• **OBJECTIVE A**: Set down the stretch of the biography of Friedrich Eugen, Prince of Württemberg, from "Swabian Major-General (1752-69), Field-Marshal" through "the Habsburg monarchy.", word for word.

• **TEXT SECTION**:
▬▬▬▬▬▬

Württemberg, Friedrich Eugen Prince of
Württemberg, Friedrich Eugen Prince of
Prussian Major-General (1756-57), Lieutenant-General (1757-69), Field-Marshal (1795-97)
Swabian Major-General (1752-69), Field-Marshal of the district of Swabia (1769-97)
Duke of Württemberg as Friedrich I from 1795 to 1797
born January, 21, 1732, Stuttgart, Duchy of Württemberg, Holy Roman Empire
died December 22, 1797, Hohenheim near Stuttgart, Duchy of Württemberg, Holy Roman Empire
The family of the Dukes of Württemberg was a typical aristocratic family of that period, from which some members sided with Prussia, and others, with the Habsburg monarchy.
Friedrich Eugen was born on January 21, 1732 in Stuttgart. His father was Duke Alexander of Württemberg(1684-1737), also Imperial field-marshal and field-marshal of the district of Swabia; and his mother, Maria Auguste Princess of Thurn and Taxis.
As early as February 11, 1734, Friedrich Eugen was promoted to Imperial colonel (at the age of 2 years!); and on September 26, 1736, to colonel of a dragoon regiment of the Swabian district.
In 1741, Friedrich Eugen with his elder brothers Karl Eugen and Ludwig Eugen visited to the court of King Frederick II of Prussia. The intention of the king was, to attach the Württemberg family as much as possible to Prussia.
In 1749, his mother ceded her Prussian dragoon regiment (the latter DR No. 12) to her son Friedrich Eugen. The transfer was authorised by King Frederick II. Initially, Friedrich Eugen served, with the king’s approval, in the Gens d'Armes regiment. On May 1, 1750, he finally joined his regiment at Treptow. The effective commander of the regiment was at that time August Friedrich Marschall von Bieberstein, who was not so happy about the arrival of his very young “Chef”. After some misunderstandings between both, Bieberstein was replaced by Lieutenant-Colonel Friedrich Wilhelm von Seydlitz.
On November 9, 1752, Friedrich Eugen was promoted to major-general of the Swabian district, but retained his charge in the Prussian army. During the winter of 1752/53, Frederick II invited his young protégé to his court in Berlin. On April 19, 1753, after Friedrich Eugen engagement with the king’s niece, Friederike Dorothea Sophia von Brandenburg-Schwedt, Frederick made the Castle of Treptow available to him. On November 29, 1753, Friedrich Eugen married Dorothea Sophia. On December 15, of the same year the Prince von Württemberg was decorated by the military Schwarzer Adler Orden (Order of the Black Eagle).
In the spring of 1756, Friedrich Eugen went to Minorca to visit his elder brother, the French General Ludwig Eugen who was participating in the Siege of Fort St. Philip. However, he immediately returned to Prussia at the outbreak of the Seven Years’ War. On November 1, 1756, he was promoted to major-general in the Prussian Army.

▬▬▬▬▬▬

• **DATA PROVIDED**:

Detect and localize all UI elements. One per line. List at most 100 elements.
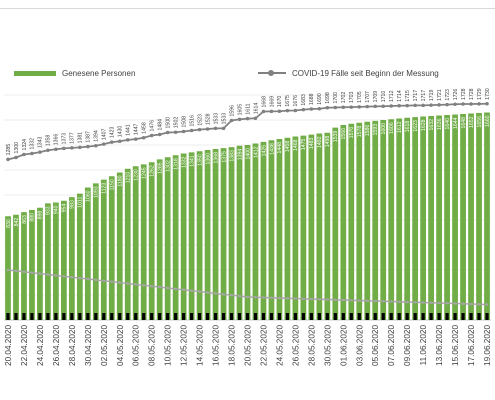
- bar-baseline-marker: [461, 313, 465, 320]
- bar-baseline-marker: [325, 313, 329, 320]
- series-cases-point: [325, 105, 330, 110]
- bar-recovered: [196, 151, 203, 320]
- bar-value-label: 1332: [181, 156, 187, 168]
- bar-baseline-marker: [397, 313, 401, 320]
- series-cases-point: [365, 104, 370, 109]
- bar-recovered: [284, 137, 291, 320]
- x-tick-label: 17.06.2020: [467, 325, 476, 366]
- line-value-label: 1596: [229, 105, 235, 117]
- line-value-label: 1676: [293, 95, 299, 107]
- line-value-label: 1528: [205, 113, 211, 125]
- bar-recovered: [45, 203, 51, 320]
- bar-value-label: 1262: [149, 165, 155, 177]
- bar-baseline-marker: [405, 313, 409, 320]
- series-cases-point: [445, 102, 449, 107]
- bar-recovered: [84, 187, 91, 320]
- bar-recovered: [37, 207, 43, 320]
- line-value-label: 1729: [477, 88, 483, 100]
- bar-recovered: [260, 141, 267, 320]
- series-lower-point: [222, 293, 225, 296]
- bar-baseline-marker: [229, 313, 234, 320]
- x-tick-label: 08.05.2020: [148, 325, 157, 366]
- bar-baseline-marker: [205, 313, 210, 320]
- bar-recovered: [252, 143, 259, 320]
- series-lower-point: [254, 295, 257, 299]
- line-value-label: 1698: [325, 92, 331, 104]
- bar-recovered: [244, 145, 251, 320]
- bar-value-label: 1123: [102, 183, 108, 194]
- bar-value-label: 1636: [437, 118, 443, 130]
- bar-value-label: 1150: [110, 179, 116, 190]
- bar-baseline-marker: [429, 313, 433, 320]
- bar-value-label: 1560: [341, 128, 347, 140]
- bar-value-label: 1628: [421, 119, 427, 131]
- line-value-label: 1387: [86, 131, 92, 143]
- series-cases-point: [453, 102, 457, 107]
- x-tick-label: 30.04.2020: [84, 325, 93, 366]
- bar-value-label: 1578: [357, 126, 363, 138]
- series-lower-point: [118, 281, 122, 284]
- series-cases-point: [237, 117, 242, 122]
- bar-value-label: 1656: [477, 116, 483, 128]
- bar-baseline-marker: [110, 313, 114, 320]
- bar-recovered: [164, 157, 171, 320]
- line-value-label: 1614: [253, 103, 259, 115]
- series-lower-point: [334, 298, 337, 302]
- series-cases-point: [221, 126, 226, 131]
- bar-value-label: 880: [30, 213, 36, 222]
- bar-value-label: 1438: [269, 143, 275, 155]
- bar-value-label: 1400: [245, 148, 251, 160]
- bar-recovered: [21, 212, 27, 320]
- line-value-label: 1343: [38, 136, 44, 148]
- bar-value-label: 1475: [301, 139, 307, 151]
- bar-baseline-marker: [14, 313, 18, 320]
- x-tick-label: 22.04.2020: [20, 325, 29, 366]
- bar-baseline-marker: [62, 313, 66, 320]
- bar-recovered: [100, 179, 107, 320]
- x-tick-label: 02.05.2020: [100, 325, 109, 366]
- bar-recovered: [412, 117, 419, 320]
- bar-value-label: 1425: [261, 145, 267, 157]
- line-value-label: 1476: [149, 120, 155, 132]
- bar-recovered: [76, 193, 83, 320]
- series-lower-point: [126, 282, 130, 285]
- series-lower-point: [270, 296, 273, 300]
- bar-baseline-marker: [166, 313, 170, 320]
- line-value-label: 1712: [389, 90, 395, 102]
- series-lower-point: [357, 299, 361, 302]
- bar-recovered: [364, 121, 371, 320]
- bar-value-label: 1210: [126, 172, 132, 184]
- series-lower-point: [326, 298, 329, 301]
- series-lower-point: [166, 286, 169, 290]
- series-lower-point: [302, 297, 305, 301]
- series-cases-point: [213, 126, 218, 131]
- bar-baseline-marker: [477, 313, 481, 320]
- bar-recovered: [61, 200, 67, 320]
- line-value-label: 1730: [485, 88, 491, 100]
- line-value-label: 1377: [70, 132, 76, 144]
- bar-value-label: 1600: [381, 123, 387, 135]
- series-cases-point: [349, 105, 354, 109]
- series-cases-point: [277, 109, 282, 114]
- bar-recovered: [348, 123, 355, 320]
- bar-baseline-marker: [54, 313, 58, 320]
- bar-value-label: 1612: [397, 121, 403, 133]
- bar-value-label: 1606: [389, 122, 395, 134]
- bar-value-label: 1318: [173, 158, 179, 170]
- series-cases-point: [189, 128, 194, 133]
- series-lower-point: [278, 296, 281, 300]
- bar-value-label: 933: [46, 206, 52, 215]
- bar-value-label: 1593: [373, 124, 379, 136]
- bar-value-label: 1618: [405, 121, 411, 133]
- line-value-label: 1324: [22, 139, 28, 151]
- series-lower-point: [381, 299, 385, 303]
- bar-baseline-marker: [285, 313, 290, 320]
- bar-value-label: 1570: [349, 127, 355, 139]
- bar-value-label: 1448: [277, 142, 283, 154]
- x-tick-label: 24.05.2020: [275, 325, 284, 366]
- bar-recovered: [372, 120, 379, 320]
- series-cases-point: [181, 129, 186, 134]
- bar-baseline-marker: [309, 313, 313, 320]
- series-cases-point: [14, 155, 18, 160]
- bar-recovered: [124, 168, 131, 320]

▬▬▬▬▬▬

• **OBJECTIVE B**: In the entries, edit the stretch from the line containing "- bar-baseline-marker: [461, 313, 465, 320]" through the line containing "- bar-value-label: 1123: [102, 183, 108, 194]" by putting "bar-base-marker" in place of "bar-baseline-marker" and changing nothing else. Return only those lines.

• **TASK RESPONSE A**:
Swabian Major-General (1752-69), Field-Marshal of the district of Swabia (1769-97)
Duke of Württemberg as Friedrich I from 1795 to 1797
born January, 21, 1732, Stuttgart, Duchy of Württemberg, Holy Roman Empire
died December 22, 1797, Hohenheim near Stuttgart, Duchy of Württemberg, Holy Roman Empire
The family of the Dukes of Württemberg was a typical aristocratic family of that period, from which some members sided with Prussia, and others, with the Habsburg monarchy.

• **TASK RESPONSE B**:
- bar-base-marker: [461, 313, 465, 320]
- bar-base-marker: [325, 313, 329, 320]
- series-cases-point: [325, 105, 330, 110]
- bar-recovered: [196, 151, 203, 320]
- bar-value-label: 1332: [181, 156, 187, 168]
- bar-base-marker: [397, 313, 401, 320]
- series-cases-point: [365, 104, 370, 109]
- bar-recovered: [284, 137, 291, 320]
- x-tick-label: 17.06.2020: [467, 325, 476, 366]
- line-value-label: 1596: [229, 105, 235, 117]
- line-value-label: 1676: [293, 95, 299, 107]
- line-value-label: 1528: [205, 113, 211, 125]
- bar-recovered: [45, 203, 51, 320]
- bar-value-label: 1262: [149, 165, 155, 177]
- bar-base-marker: [405, 313, 409, 320]
- series-cases-point: [445, 102, 449, 107]
- bar-recovered: [84, 187, 91, 320]
- bar-recovered: [37, 207, 43, 320]
- line-value-label: 1729: [477, 88, 483, 100]
- bar-recovered: [260, 141, 267, 320]
- series-lower-point: [222, 293, 225, 296]
- bar-base-marker: [229, 313, 234, 320]
- x-tick-label: 08.05.2020: [148, 325, 157, 366]
- bar-base-marker: [205, 313, 210, 320]
- bar-recovered: [252, 143, 259, 320]
- series-lower-point: [254, 295, 257, 299]
- line-value-label: 1698: [325, 92, 331, 104]
- bar-recovered: [244, 145, 251, 320]
- bar-value-label: 1123: [102, 183, 108, 194]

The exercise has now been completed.